---------- Dataset content

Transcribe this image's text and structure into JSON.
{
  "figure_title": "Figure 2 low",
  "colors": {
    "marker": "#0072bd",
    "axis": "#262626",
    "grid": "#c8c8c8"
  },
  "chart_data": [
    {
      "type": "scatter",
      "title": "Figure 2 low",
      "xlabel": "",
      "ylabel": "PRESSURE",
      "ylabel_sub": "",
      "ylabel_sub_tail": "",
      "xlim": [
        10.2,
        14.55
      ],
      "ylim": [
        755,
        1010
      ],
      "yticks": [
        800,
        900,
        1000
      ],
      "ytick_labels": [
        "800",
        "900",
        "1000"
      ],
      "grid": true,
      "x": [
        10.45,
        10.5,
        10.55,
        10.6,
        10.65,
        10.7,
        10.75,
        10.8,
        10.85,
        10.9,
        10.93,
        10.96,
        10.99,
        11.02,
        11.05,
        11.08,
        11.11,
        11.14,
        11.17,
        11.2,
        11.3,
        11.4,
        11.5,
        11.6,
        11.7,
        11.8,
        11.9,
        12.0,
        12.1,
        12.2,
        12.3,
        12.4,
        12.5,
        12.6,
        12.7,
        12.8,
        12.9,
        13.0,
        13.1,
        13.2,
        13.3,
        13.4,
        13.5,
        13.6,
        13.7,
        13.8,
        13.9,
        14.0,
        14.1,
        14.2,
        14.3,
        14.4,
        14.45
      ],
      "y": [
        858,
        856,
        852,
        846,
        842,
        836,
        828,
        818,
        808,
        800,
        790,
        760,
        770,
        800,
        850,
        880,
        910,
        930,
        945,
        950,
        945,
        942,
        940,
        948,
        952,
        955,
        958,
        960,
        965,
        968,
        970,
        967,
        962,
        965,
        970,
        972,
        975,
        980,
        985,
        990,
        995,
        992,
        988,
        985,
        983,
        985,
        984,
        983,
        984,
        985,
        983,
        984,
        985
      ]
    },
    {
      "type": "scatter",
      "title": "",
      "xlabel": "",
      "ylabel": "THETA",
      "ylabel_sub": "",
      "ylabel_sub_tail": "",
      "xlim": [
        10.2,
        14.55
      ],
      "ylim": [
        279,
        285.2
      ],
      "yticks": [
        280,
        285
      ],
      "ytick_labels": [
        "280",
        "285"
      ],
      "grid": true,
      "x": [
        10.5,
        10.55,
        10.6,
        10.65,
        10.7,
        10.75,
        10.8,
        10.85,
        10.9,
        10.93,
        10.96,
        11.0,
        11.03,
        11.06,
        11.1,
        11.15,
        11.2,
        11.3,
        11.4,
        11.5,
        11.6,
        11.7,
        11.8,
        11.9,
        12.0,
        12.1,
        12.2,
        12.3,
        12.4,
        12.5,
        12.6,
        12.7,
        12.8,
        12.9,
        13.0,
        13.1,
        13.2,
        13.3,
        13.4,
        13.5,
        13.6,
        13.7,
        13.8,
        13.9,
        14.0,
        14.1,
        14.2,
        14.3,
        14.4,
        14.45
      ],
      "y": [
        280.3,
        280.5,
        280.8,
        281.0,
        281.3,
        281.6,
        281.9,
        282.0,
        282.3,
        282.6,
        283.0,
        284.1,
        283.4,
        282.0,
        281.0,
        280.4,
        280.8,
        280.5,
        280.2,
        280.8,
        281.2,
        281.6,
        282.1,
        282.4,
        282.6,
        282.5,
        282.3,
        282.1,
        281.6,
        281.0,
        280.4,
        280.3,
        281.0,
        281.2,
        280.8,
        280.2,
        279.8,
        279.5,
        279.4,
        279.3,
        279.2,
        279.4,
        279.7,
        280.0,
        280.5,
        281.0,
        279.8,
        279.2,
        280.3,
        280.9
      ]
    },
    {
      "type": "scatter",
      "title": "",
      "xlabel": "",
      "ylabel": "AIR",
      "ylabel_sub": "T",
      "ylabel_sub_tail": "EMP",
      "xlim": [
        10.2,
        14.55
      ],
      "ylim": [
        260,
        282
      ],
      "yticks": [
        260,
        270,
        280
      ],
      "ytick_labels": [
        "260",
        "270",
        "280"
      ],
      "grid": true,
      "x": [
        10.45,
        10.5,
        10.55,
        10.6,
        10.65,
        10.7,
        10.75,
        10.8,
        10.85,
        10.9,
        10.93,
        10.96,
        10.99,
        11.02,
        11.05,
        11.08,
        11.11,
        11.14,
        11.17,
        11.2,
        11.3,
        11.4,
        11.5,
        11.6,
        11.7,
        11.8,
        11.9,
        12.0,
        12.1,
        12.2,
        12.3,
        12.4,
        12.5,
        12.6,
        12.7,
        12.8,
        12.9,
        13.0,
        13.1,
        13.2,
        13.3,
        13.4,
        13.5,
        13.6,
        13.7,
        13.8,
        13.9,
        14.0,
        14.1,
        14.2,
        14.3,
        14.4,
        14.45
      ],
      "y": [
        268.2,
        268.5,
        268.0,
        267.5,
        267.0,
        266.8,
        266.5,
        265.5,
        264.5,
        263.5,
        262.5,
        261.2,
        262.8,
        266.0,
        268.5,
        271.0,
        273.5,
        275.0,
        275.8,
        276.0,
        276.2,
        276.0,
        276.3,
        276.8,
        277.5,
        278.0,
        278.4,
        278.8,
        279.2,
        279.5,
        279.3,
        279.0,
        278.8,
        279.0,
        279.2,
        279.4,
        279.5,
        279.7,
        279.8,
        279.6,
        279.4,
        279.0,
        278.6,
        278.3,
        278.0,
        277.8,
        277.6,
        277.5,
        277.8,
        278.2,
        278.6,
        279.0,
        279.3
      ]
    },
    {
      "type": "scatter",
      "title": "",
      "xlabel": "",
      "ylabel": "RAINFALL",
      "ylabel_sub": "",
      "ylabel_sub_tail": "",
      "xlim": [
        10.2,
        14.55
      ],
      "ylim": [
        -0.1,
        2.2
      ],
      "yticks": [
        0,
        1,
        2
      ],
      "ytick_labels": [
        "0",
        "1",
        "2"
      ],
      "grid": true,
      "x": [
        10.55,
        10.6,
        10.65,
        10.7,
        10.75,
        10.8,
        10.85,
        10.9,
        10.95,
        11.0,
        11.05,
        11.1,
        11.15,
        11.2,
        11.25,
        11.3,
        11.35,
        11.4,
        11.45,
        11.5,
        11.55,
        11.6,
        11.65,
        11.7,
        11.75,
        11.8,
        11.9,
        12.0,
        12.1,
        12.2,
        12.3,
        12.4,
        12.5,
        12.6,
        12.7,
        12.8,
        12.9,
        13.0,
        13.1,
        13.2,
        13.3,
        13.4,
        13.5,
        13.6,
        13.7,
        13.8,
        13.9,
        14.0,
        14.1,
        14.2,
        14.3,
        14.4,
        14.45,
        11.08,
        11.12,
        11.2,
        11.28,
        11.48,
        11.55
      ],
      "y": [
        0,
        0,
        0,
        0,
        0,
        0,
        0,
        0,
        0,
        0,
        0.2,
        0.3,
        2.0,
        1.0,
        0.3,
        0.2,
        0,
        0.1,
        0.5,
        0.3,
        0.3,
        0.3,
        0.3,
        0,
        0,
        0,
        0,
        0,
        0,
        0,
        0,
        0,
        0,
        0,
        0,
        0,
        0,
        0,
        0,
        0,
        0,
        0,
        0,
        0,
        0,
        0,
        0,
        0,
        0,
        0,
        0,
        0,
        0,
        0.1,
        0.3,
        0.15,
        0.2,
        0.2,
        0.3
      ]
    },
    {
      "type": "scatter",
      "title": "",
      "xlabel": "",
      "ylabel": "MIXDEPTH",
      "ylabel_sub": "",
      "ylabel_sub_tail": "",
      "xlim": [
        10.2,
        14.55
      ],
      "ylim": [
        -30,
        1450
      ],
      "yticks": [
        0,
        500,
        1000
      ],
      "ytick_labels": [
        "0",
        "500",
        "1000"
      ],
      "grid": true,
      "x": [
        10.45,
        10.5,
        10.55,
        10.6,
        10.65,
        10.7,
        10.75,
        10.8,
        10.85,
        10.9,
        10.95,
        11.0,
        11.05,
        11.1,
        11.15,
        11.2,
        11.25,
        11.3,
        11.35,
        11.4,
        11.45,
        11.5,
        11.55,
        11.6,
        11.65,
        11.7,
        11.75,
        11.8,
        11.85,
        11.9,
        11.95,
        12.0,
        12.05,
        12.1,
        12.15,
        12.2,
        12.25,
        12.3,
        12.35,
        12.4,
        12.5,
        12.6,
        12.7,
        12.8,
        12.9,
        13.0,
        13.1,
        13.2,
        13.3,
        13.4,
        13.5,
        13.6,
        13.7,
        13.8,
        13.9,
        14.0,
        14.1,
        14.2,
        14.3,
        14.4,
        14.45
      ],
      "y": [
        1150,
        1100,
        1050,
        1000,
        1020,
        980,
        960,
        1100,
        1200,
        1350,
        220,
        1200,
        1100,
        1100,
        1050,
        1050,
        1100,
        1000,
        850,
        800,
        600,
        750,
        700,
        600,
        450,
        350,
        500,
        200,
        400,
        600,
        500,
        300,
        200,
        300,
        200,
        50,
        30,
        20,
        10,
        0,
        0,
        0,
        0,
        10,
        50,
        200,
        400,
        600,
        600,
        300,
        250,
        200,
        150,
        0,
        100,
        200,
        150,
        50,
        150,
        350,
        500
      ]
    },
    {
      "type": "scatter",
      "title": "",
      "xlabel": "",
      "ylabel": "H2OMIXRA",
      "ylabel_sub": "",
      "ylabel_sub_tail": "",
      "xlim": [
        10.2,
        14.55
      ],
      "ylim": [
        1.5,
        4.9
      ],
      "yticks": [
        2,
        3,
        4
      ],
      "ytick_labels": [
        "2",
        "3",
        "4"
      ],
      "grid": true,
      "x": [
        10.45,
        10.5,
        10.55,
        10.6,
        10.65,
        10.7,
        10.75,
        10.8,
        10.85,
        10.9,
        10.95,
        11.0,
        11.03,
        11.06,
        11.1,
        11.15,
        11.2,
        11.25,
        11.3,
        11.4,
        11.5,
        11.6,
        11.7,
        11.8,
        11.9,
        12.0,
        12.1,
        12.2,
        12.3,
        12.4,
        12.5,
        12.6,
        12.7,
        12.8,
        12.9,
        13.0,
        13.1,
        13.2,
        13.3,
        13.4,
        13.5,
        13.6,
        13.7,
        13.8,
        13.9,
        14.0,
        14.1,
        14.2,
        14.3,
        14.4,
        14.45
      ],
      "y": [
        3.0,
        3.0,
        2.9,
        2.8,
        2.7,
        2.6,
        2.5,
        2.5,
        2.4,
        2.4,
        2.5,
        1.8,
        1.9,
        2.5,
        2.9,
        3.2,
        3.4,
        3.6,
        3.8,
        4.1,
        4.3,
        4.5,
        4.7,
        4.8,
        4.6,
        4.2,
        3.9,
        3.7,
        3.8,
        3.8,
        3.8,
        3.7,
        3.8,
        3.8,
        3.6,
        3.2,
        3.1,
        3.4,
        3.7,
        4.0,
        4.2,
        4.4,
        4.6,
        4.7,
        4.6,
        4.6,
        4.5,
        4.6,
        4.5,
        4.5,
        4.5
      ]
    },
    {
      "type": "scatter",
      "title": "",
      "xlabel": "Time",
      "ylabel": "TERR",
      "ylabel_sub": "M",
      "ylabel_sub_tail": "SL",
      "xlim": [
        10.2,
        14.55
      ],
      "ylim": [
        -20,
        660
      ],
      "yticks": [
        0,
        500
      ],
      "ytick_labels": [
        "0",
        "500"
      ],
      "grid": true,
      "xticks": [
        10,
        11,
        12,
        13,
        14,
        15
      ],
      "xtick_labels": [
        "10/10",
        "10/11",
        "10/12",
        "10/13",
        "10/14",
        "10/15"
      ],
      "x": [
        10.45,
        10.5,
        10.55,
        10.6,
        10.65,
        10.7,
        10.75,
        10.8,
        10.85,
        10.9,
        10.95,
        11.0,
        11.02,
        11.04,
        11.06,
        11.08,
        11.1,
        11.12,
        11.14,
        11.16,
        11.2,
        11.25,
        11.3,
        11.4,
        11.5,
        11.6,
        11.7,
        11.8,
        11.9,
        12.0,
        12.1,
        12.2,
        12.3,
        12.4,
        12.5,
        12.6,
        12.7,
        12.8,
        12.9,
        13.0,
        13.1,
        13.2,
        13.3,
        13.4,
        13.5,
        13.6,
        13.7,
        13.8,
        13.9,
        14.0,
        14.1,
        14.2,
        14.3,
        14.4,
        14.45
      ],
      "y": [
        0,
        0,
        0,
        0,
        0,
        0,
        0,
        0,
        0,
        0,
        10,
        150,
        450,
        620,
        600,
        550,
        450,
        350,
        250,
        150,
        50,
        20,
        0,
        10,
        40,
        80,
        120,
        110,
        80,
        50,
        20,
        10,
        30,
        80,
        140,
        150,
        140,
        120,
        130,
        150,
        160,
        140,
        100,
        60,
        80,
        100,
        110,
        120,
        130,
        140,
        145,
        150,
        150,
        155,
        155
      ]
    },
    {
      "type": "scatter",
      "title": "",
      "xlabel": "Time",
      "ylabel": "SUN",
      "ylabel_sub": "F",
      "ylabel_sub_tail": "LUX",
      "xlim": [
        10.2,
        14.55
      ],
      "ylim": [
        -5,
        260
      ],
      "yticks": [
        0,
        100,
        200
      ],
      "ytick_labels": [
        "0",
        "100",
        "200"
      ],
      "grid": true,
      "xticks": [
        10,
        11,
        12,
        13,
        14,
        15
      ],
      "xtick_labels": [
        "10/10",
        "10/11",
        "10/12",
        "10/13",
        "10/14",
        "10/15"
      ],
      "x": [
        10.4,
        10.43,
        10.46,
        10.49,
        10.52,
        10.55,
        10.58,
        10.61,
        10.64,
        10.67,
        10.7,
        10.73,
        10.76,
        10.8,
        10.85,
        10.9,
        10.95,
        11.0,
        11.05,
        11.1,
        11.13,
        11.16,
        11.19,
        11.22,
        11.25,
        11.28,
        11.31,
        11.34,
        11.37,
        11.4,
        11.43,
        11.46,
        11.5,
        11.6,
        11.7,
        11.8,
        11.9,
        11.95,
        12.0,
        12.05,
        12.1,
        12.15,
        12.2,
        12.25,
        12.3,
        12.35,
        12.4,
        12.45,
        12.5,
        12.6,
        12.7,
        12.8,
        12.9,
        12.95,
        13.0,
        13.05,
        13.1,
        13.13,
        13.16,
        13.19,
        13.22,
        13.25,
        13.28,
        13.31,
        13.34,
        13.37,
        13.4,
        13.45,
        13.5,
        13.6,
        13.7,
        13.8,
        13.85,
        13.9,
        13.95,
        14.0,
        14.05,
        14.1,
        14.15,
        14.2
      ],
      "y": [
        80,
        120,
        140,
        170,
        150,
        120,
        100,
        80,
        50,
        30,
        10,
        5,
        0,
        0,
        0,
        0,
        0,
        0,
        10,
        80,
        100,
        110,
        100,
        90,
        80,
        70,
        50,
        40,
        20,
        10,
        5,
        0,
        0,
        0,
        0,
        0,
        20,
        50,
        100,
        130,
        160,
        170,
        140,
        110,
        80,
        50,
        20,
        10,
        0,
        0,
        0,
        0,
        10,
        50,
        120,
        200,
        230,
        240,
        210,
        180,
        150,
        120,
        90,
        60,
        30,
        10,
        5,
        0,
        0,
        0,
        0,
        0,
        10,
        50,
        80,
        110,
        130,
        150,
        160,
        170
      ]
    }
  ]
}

--------------------

■ **What needs to be done**
Go through the entries above and pull out each line with "Figure" in it.

■ **Full solution**
  "figure_title": "Figure 2 low",
      "title": "Figure 2 low",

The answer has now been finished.